» **Short exercise**:
Retype every entry exactly, character for character.

Dataset listings of figures
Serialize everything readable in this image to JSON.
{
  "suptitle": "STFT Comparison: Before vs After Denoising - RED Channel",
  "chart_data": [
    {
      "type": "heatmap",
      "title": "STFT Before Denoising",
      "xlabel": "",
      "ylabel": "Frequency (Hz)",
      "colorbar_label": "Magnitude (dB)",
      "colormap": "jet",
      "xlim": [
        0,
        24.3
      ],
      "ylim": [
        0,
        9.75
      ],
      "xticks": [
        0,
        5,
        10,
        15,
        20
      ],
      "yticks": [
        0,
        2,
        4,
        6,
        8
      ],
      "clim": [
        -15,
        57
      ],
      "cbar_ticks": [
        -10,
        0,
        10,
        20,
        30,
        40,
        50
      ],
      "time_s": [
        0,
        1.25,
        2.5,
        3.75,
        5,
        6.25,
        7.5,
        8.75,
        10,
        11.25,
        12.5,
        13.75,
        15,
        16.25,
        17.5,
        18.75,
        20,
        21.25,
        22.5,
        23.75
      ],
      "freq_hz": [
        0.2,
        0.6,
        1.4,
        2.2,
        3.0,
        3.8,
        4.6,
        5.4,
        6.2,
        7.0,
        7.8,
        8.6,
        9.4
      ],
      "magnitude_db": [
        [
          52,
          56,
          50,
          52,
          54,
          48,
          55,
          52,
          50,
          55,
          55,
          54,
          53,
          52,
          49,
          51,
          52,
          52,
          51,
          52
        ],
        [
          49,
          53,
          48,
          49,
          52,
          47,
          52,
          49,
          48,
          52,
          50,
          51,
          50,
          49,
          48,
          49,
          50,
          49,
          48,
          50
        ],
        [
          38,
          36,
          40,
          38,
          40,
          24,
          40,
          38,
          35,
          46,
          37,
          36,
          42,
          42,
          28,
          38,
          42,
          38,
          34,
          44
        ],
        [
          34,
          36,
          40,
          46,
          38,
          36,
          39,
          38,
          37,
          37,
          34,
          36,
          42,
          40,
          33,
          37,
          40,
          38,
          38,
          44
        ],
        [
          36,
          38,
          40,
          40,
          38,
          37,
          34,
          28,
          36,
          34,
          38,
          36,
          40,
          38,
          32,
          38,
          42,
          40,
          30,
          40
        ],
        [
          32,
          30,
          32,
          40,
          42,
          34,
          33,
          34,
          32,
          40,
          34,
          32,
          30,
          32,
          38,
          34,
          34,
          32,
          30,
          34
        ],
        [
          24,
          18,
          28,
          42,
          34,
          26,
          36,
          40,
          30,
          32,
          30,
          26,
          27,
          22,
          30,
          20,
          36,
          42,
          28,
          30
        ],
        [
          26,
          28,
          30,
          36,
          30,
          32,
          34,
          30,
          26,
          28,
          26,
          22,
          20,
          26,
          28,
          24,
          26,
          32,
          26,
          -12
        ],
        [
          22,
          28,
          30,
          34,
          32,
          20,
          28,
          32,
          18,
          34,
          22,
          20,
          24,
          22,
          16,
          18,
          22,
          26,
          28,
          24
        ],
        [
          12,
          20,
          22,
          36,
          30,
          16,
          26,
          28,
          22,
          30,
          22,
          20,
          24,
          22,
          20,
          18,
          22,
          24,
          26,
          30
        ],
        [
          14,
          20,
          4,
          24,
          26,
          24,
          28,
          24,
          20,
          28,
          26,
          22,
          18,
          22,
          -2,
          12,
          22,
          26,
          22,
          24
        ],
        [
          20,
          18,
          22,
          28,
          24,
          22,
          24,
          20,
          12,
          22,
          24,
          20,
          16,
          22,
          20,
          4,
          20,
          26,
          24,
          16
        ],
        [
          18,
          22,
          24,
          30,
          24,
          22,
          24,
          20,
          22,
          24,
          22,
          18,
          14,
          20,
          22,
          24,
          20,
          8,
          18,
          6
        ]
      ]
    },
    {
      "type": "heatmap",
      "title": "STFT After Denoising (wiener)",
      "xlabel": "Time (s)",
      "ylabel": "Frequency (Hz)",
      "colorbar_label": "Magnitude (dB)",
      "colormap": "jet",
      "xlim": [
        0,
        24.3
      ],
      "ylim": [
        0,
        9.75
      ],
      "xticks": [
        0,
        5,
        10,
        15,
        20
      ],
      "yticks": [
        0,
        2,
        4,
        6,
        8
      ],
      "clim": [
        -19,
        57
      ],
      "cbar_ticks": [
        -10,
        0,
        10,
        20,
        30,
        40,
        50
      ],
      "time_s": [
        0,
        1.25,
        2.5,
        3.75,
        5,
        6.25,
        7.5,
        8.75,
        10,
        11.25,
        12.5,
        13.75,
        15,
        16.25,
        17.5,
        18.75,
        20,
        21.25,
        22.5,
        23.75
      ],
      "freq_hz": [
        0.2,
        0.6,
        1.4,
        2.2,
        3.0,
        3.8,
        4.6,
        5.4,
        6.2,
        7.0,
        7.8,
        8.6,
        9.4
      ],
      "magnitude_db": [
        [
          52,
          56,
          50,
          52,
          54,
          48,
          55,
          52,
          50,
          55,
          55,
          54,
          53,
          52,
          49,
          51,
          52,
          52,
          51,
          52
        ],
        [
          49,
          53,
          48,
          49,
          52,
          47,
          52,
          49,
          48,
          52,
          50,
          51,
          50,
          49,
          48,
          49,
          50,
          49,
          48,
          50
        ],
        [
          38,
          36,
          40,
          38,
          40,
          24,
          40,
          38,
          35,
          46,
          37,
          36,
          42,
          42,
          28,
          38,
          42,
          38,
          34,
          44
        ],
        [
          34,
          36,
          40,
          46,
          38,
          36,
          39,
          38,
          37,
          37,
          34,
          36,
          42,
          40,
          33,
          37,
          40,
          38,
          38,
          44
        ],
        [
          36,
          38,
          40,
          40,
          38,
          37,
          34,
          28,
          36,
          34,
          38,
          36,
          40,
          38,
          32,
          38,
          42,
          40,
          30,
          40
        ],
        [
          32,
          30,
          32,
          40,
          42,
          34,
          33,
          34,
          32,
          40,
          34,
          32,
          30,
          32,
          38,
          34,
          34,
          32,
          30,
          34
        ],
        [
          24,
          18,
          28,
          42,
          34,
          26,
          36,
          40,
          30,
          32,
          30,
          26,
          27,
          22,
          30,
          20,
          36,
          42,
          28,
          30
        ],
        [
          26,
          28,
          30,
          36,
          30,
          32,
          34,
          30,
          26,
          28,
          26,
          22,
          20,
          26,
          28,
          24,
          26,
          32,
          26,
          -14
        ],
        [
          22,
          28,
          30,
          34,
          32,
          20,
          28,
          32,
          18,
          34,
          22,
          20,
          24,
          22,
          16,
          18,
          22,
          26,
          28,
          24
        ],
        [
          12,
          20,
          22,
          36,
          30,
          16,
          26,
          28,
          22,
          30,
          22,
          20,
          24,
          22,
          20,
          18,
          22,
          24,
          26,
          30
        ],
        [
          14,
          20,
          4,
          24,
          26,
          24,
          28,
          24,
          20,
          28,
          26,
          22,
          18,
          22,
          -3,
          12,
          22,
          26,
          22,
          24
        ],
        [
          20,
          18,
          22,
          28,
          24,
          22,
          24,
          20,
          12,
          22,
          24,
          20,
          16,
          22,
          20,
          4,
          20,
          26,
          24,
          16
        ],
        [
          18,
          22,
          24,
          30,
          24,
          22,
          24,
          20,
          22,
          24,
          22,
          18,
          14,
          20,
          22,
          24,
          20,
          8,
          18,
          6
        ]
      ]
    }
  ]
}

» **Solution**:
Serialize everything readable in this image to JSON.
{
  "suptitle": "STFT Comparison: Before vs After Denoising - RED Channel",
  "chart_data": [
    {
      "type": "heatmap",
      "title": "STFT Before Denoising",
      "xlabel": "",
      "ylabel": "Frequency (Hz)",
      "colorbar_label": "Magnitude (dB)",
      "colormap": "jet",
      "xlim": [
        0,
        24.3
      ],
      "ylim": [
        0,
        9.75
      ],
      "xticks": [
        0,
        5,
        10,
        15,
        20
      ],
      "yticks": [
        0,
        2,
        4,
        6,
        8
      ],
      "clim": [
        -15,
        57
      ],
      "cbar_ticks": [
        -10,
        0,
        10,
        20,
        30,
        40,
        50
      ],
      "time_s": [
        0,
        1.25,
        2.5,
        3.75,
        5,
        6.25,
        7.5,
        8.75,
        10,
        11.25,
        12.5,
        13.75,
        15,
        16.25,
        17.5,
        18.75,
        20,
        21.25,
        22.5,
        23.75
      ],
      "freq_hz": [
        0.2,
        0.6,
        1.4,
        2.2,
        3.0,
        3.8,
        4.6,
        5.4,
        6.2,
        7.0,
        7.8,
        8.6,
        9.4
      ],
      "magnitude_db": [
        [
          52,
          56,
          50,
          52,
          54,
          48,
          55,
          52,
          50,
          55,
          55,
          54,
          53,
          52,
          49,
          51,
          52,
          52,
          51,
          52
        ],
        [
          49,
          53,
          48,
          49,
          52,
          47,
          52,
          49,
          48,
          52,
          50,
          51,
          50,
          49,
          48,
          49,
          50,
          49,
          48,
          50
        ],
        [
          38,
          36,
          40,
          38,
          40,
          24,
          40,
          38,
          35,
          46,
          37,
          36,
          42,
          42,
          28,
          38,
          42,
          38,
          34,
          44
        ],
        [
          34,
          36,
          40,
          46,
          38,
          36,
          39,
          38,
          37,
          37,
          34,
          36,
          42,
          40,
          33,
          37,
          40,
          38,
          38,
          44
        ],
        [
          36,
          38,
          40,
          40,
          38,
          37,
          34,
          28,
          36,
          34,
          38,
          36,
          40,
          38,
          32,
          38,
          42,
          40,
          30,
          40
        ],
        [
          32,
          30,
          32,
          40,
          42,
          34,
          33,
          34,
          32,
          40,
          34,
          32,
          30,
          32,
          38,
          34,
          34,
          32,
          30,
          34
        ],
        [
          24,
          18,
          28,
          42,
          34,
          26,
          36,
          40,
          30,
          32,
          30,
          26,
          27,
          22,
          30,
          20,
          36,
          42,
          28,
          30
        ],
        [
          26,
          28,
          30,
          36,
          30,
          32,
          34,
          30,
          26,
          28,
          26,
          22,
          20,
          26,
          28,
          24,
          26,
          32,
          26,
          -12
        ],
        [
          22,
          28,
          30,
          34,
          32,
          20,
          28,
          32,
          18,
          34,
          22,
          20,
          24,
          22,
          16,
          18,
          22,
          26,
          28,
          24
        ],
        [
          12,
          20,
          22,
          36,
          30,
          16,
          26,
          28,
          22,
          30,
          22,
          20,
          24,
          22,
          20,
          18,
          22,
          24,
          26,
          30
        ],
        [
          14,
          20,
          4,
          24,
          26,
          24,
          28,
          24,
          20,
          28,
          26,
          22,
          18,
          22,
          -2,
          12,
          22,
          26,
          22,
          24
        ],
        [
          20,
          18,
          22,
          28,
          24,
          22,
          24,
          20,
          12,
          22,
          24,
          20,
          16,
          22,
          20,
          4,
          20,
          26,
          24,
          16
        ],
        [
          18,
          22,
          24,
          30,
          24,
          22,
          24,
          20,
          22,
          24,
          22,
          18,
          14,
          20,
          22,
          24,
          20,
          8,
          18,
          6
        ]
      ]
    },
    {
      "type": "heatmap",
      "title": "STFT After Denoising (wiener)",
      "xlabel": "Time (s)",
      "ylabel": "Frequency (Hz)",
      "colorbar_label": "Magnitude (dB)",
      "colormap": "jet",
      "xlim": [
        0,
        24.3
      ],
      "ylim": [
        0,
        9.75
      ],
      "xticks": [
        0,
        5,
        10,
        15,
        20
      ],
      "yticks": [
        0,
        2,
        4,
        6,
        8
      ],
      "clim": [
        -19,
        57
      ],
      "cbar_ticks": [
        -10,
        0,
        10,
        20,
        30,
        40,
        50
      ],
      "time_s": [
        0,
        1.25,
        2.5,
        3.75,
        5,
        6.25,
        7.5,
        8.75,
        10,
        11.25,
        12.5,
        13.75,
        15,
        16.25,
        17.5,
        18.75,
        20,
        21.25,
        22.5,
        23.75
      ],
      "freq_hz": [
        0.2,
        0.6,
        1.4,
        2.2,
        3.0,
        3.8,
        4.6,
        5.4,
        6.2,
        7.0,
        7.8,
        8.6,
        9.4
      ],
      "magnitude_db": [
        [
          52,
          56,
          50,
          52,
          54,
          48,
          55,
          52,
          50,
          55,
          55,
          54,
          53,
          52,
          49,
          51,
          52,
          52,
          51,
          52
        ],
        [
          49,
          53,
          48,
          49,
          52,
          47,
          52,
          49,
          48,
          52,
          50,
          51,
          50,
          49,
          48,
          49,
          50,
          49,
          48,
          50
        ],
        [
          38,
          36,
          40,
          38,
          40,
          24,
          40,
          38,
          35,
          46,
          37,
          36,
          42,
          42,
          28,
          38,
          42,
          38,
          34,
          44
        ],
        [
          34,
          36,
          40,
          46,
          38,
          36,
          39,
          38,
          37,
          37,
          34,
          36,
          42,
          40,
          33,
          37,
          40,
          38,
          38,
          44
        ],
        [
          36,
          38,
          40,
          40,
          38,
          37,
          34,
          28,
          36,
          34,
          38,
          36,
          40,
          38,
          32,
          38,
          42,
          40,
          30,
          40
        ],
        [
          32,
          30,
          32,
          40,
          42,
          34,
          33,
          34,
          32,
          40,
          34,
          32,
          30,
          32,
          38,
          34,
          34,
          32,
          30,
          34
        ],
        [
          24,
          18,
          28,
          42,
          34,
          26,
          36,
          40,
          30,
          32,
          30,
          26,
          27,
          22,
          30,
          20,
          36,
          42,
          28,
          30
        ],
        [
          26,
          28,
          30,
          36,
          30,
          32,
          34,
          30,
          26,
          28,
          26,
          22,
          20,
          26,
          28,
          24,
          26,
          32,
          26,
          -14
        ],
        [
          22,
          28,
          30,
          34,
          32,
          20,
          28,
          32,
          18,
          34,
          22,
          20,
          24,
          22,
          16,
          18,
          22,
          26,
          28,
          24
        ],
        [
          12,
          20,
          22,
          36,
          30,
          16,
          26,
          28,
          22,
          30,
          22,
          20,
          24,
          22,
          20,
          18,
          22,
          24,
          26,
          30
        ],
        [
          14,
          20,
          4,
          24,
          26,
          24,
          28,
          24,
          20,
          28,
          26,
          22,
          18,
          22,
          -3,
          12,
          22,
          26,
          22,
          24
        ],
        [
          20,
          18,
          22,
          28,
          24,
          22,
          24,
          20,
          12,
          22,
          24,
          20,
          16,
          22,
          20,
          4,
          20,
          26,
          24,
          16
        ],
        [
          18,
          22,
          24,
          30,
          24,
          22,
          24,
          20,
          22,
          24,
          22,
          18,
          14,
          20,
          22,
          24,
          20,
          8,
          18,
          6
        ]
      ]
    }
  ]
}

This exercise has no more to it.